__Problem description__
Extract and repeat without changes the lines of the data below, beginning at the line that contains "214, 478, 282]" and stopping after the final line of the data.

Records from a collection:

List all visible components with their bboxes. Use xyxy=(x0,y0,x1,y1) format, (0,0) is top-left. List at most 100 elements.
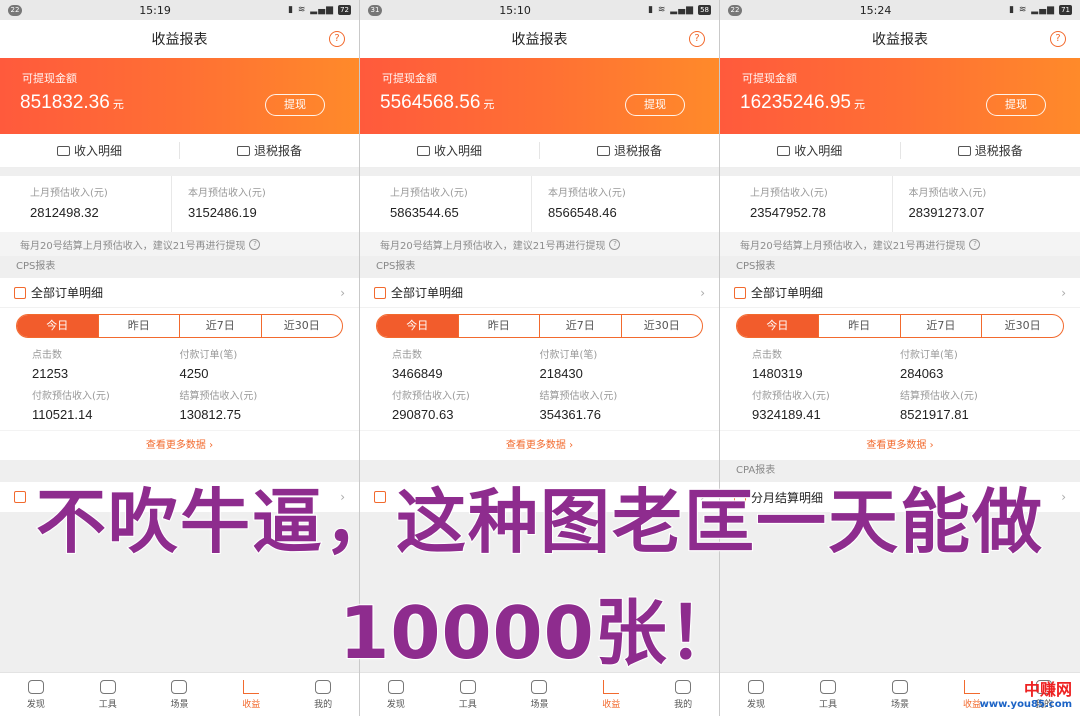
help-icon[interactable]: ? xyxy=(689,31,705,47)
stat-label: 付款订单(笔) xyxy=(900,350,958,361)
tab-scenes[interactable]: 场景 xyxy=(864,673,936,716)
stat-label: 付款订单(笔) xyxy=(539,350,598,361)
toolbox-icon xyxy=(99,679,116,694)
battery-icon: 72 xyxy=(338,5,351,15)
tab-discover[interactable]: 发现 xyxy=(360,673,432,716)
stat-label: 付款预估收入(元) xyxy=(392,391,470,402)
notification-badge: 22 xyxy=(8,4,22,16)
withdraw-button[interactable]: 提现 xyxy=(625,94,685,116)
tab-yesterday[interactable]: 昨日 xyxy=(819,315,901,337)
tab-discover[interactable]: 发现 xyxy=(720,673,792,716)
site-watermark: 中赚网 www.you85.com xyxy=(980,682,1072,710)
tab-yesterday[interactable]: 昨日 xyxy=(99,315,180,337)
note-help-icon[interactable]: ? xyxy=(249,238,261,250)
all-orders-row[interactable]: 全部订单明细 › xyxy=(360,278,719,308)
estimate-summary: 上月预估收入(元) 23547952.78 本月预估收入(元) 28391273… xyxy=(720,176,1080,232)
note-help-icon[interactable]: ? xyxy=(609,238,621,250)
tab-yesterday[interactable]: 昨日 xyxy=(459,315,540,337)
tab-7days[interactable]: 近7日 xyxy=(540,315,622,337)
stat-value: 4250 xyxy=(179,366,209,381)
wallet-icon xyxy=(416,145,430,156)
chart-icon xyxy=(964,679,980,694)
view-more-link[interactable]: 查看更多数据 › xyxy=(720,430,1080,460)
tax-report-link[interactable]: 退税报备 xyxy=(540,142,719,159)
tab-scenes[interactable]: 场景 xyxy=(504,673,576,716)
estimate-summary: 上月预估收入(元) 2812498.32 本月预估收入(元) 3152486.1… xyxy=(0,176,359,232)
tab-tools[interactable]: 工具 xyxy=(792,673,864,716)
withdrawable-banner: 可提现金额 5564568.56 元 提现 xyxy=(360,58,719,134)
tab-30days[interactable]: 近30日 xyxy=(622,315,703,337)
tab-7days[interactable]: 近7日 xyxy=(180,315,262,337)
income-detail-link[interactable]: 收入明细 xyxy=(0,142,180,159)
income-detail-link[interactable]: 收入明细 xyxy=(720,142,901,159)
tab-30days[interactable]: 近30日 xyxy=(982,315,1063,337)
signal-icon: ▮ ≋ ▂▄▆ xyxy=(648,5,695,15)
last-month-label: 上月预估收入(元) xyxy=(390,188,468,199)
all-orders-row[interactable]: 全部订单明细 › xyxy=(720,278,1080,308)
nav-bar: 收益报表 ? xyxy=(0,20,359,58)
discover-icon xyxy=(748,679,764,694)
tab-30days[interactable]: 近30日 xyxy=(262,315,343,337)
tab-earnings[interactable]: 收益 xyxy=(575,673,647,716)
withdraw-button[interactable]: 提现 xyxy=(986,94,1046,116)
tab-today[interactable]: 今日 xyxy=(737,315,819,337)
income-detail-link[interactable]: 收入明细 xyxy=(360,142,540,159)
help-icon[interactable]: ? xyxy=(1050,31,1066,47)
nav-bar: 收益报表 ? xyxy=(720,20,1080,58)
tab-scenes[interactable]: 场景 xyxy=(144,673,216,716)
cps-section-title: CPS报表 xyxy=(720,256,1080,278)
stat-label: 结算预估收入(元) xyxy=(539,391,618,402)
withdrawable-banner: 可提现金额 16235246.95 元 提现 xyxy=(720,58,1080,134)
tab-mine[interactable]: 我的 xyxy=(287,673,359,716)
nav-bar: 收益报表 ? xyxy=(360,20,719,58)
cps-section-title: CPS报表 xyxy=(360,256,719,278)
discover-icon xyxy=(27,679,44,694)
wallet-icon xyxy=(56,145,70,156)
battery-icon: 58 xyxy=(698,5,711,15)
profile-icon xyxy=(315,679,332,694)
last-month-value: 23547952.78 xyxy=(750,205,826,220)
stat-label: 结算预估收入(元) xyxy=(900,391,978,402)
grid-icon xyxy=(531,679,548,694)
all-orders-row[interactable]: 全部订单明细 › xyxy=(0,278,359,308)
stat-value: 354361.76 xyxy=(539,407,601,422)
status-time: 15:19 xyxy=(139,3,171,17)
settlement-note: 每月20号结算上月预估收入，建议21号再进行提现? xyxy=(0,232,359,256)
stat-label: 点击数 xyxy=(32,350,62,361)
quick-links: 收入明细 退税报备 xyxy=(360,134,719,168)
tab-mine[interactable]: 我的 xyxy=(647,673,719,716)
tab-7days[interactable]: 近7日 xyxy=(901,315,983,337)
view-more-link[interactable]: 查看更多数据 › xyxy=(0,430,359,460)
tab-today[interactable]: 今日 xyxy=(377,315,459,337)
period-tabs: 今日 昨日 近7日 近30日 xyxy=(736,314,1064,338)
stat-label: 点击数 xyxy=(392,350,422,361)
withdraw-button[interactable]: 提现 xyxy=(265,94,325,116)
view-more-link[interactable]: 查看更多数据 › xyxy=(360,430,719,460)
stat-value: 290870.63 xyxy=(392,407,454,422)
stats-grid: 点击数 21253 付款订单(笔) 4250 付款预估收入(元) 110521.14 … xyxy=(0,342,359,430)
this-month-value: 8566548.46 xyxy=(548,205,617,220)
withdrawable-amount: 851832.36 元 xyxy=(20,92,124,113)
edit-icon xyxy=(374,286,386,299)
tab-earnings[interactable]: 收益 xyxy=(215,673,287,716)
toolbox-icon xyxy=(820,679,836,694)
last-month-label: 上月预估收入(元) xyxy=(30,188,108,199)
tab-discover[interactable]: 发现 xyxy=(0,673,72,716)
tab-today[interactable]: 今日 xyxy=(17,315,99,337)
stat-value: 3466849 xyxy=(392,366,443,381)
status-bar: 31 15:10 ▮ ≋ ▂▄▆ 58 xyxy=(360,0,719,20)
stat-label: 点击数 xyxy=(752,350,782,361)
withdrawable-label: 可提现金额 xyxy=(22,72,77,85)
stat-value: 218430 xyxy=(539,366,583,381)
status-bar: 22 15:19 ▮ ≋ ▂▄▆ 72 xyxy=(0,0,359,20)
tab-tools[interactable]: 工具 xyxy=(72,673,144,716)
tax-report-link[interactable]: 退税报备 xyxy=(901,142,1080,159)
note-help-icon[interactable]: ? xyxy=(969,238,981,250)
quick-links: 收入明细 退税报备 xyxy=(0,134,359,168)
tax-report-link[interactable]: 退税报备 xyxy=(180,142,359,159)
page-title: 收益报表 xyxy=(511,32,568,48)
tab-tools[interactable]: 工具 xyxy=(432,673,504,716)
help-icon[interactable]: ? xyxy=(329,31,345,47)
stats-grid: 点击数 1480319 付款订单(笔) 284063 付款预估收入(元) 932418… xyxy=(720,342,1080,430)
last-month-label: 上月预估收入(元) xyxy=(750,188,828,199)
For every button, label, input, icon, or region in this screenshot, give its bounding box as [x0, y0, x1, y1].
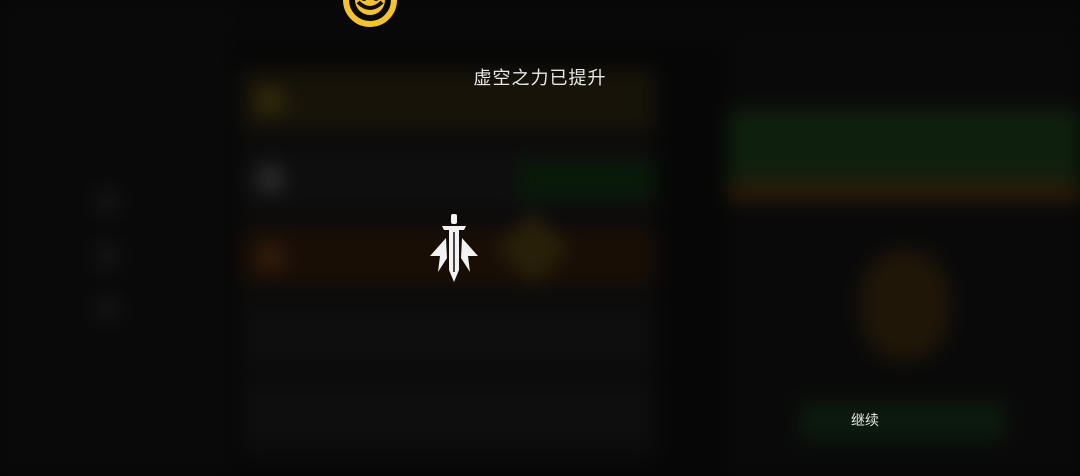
sword-icon	[430, 214, 478, 282]
game-screen: 虚空之力已提升 继续	[0, 0, 1080, 476]
reward-title: 虚空之力已提升	[473, 68, 607, 89]
continue-button[interactable]: 继续	[800, 402, 930, 440]
void-emblem-icon	[343, 0, 397, 27]
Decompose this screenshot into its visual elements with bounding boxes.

__Finished answer__
sword-icon	[430, 214, 478, 282]
game-screen: 虚空之力已提升 继续	[0, 0, 1080, 476]
reward-title: 虚空之力已提升	[473, 68, 607, 89]
continue-button[interactable]: 继续	[800, 402, 930, 440]
void-emblem-icon	[343, 0, 397, 27]
Decompose this screenshot into its visual elements with bounding boxes.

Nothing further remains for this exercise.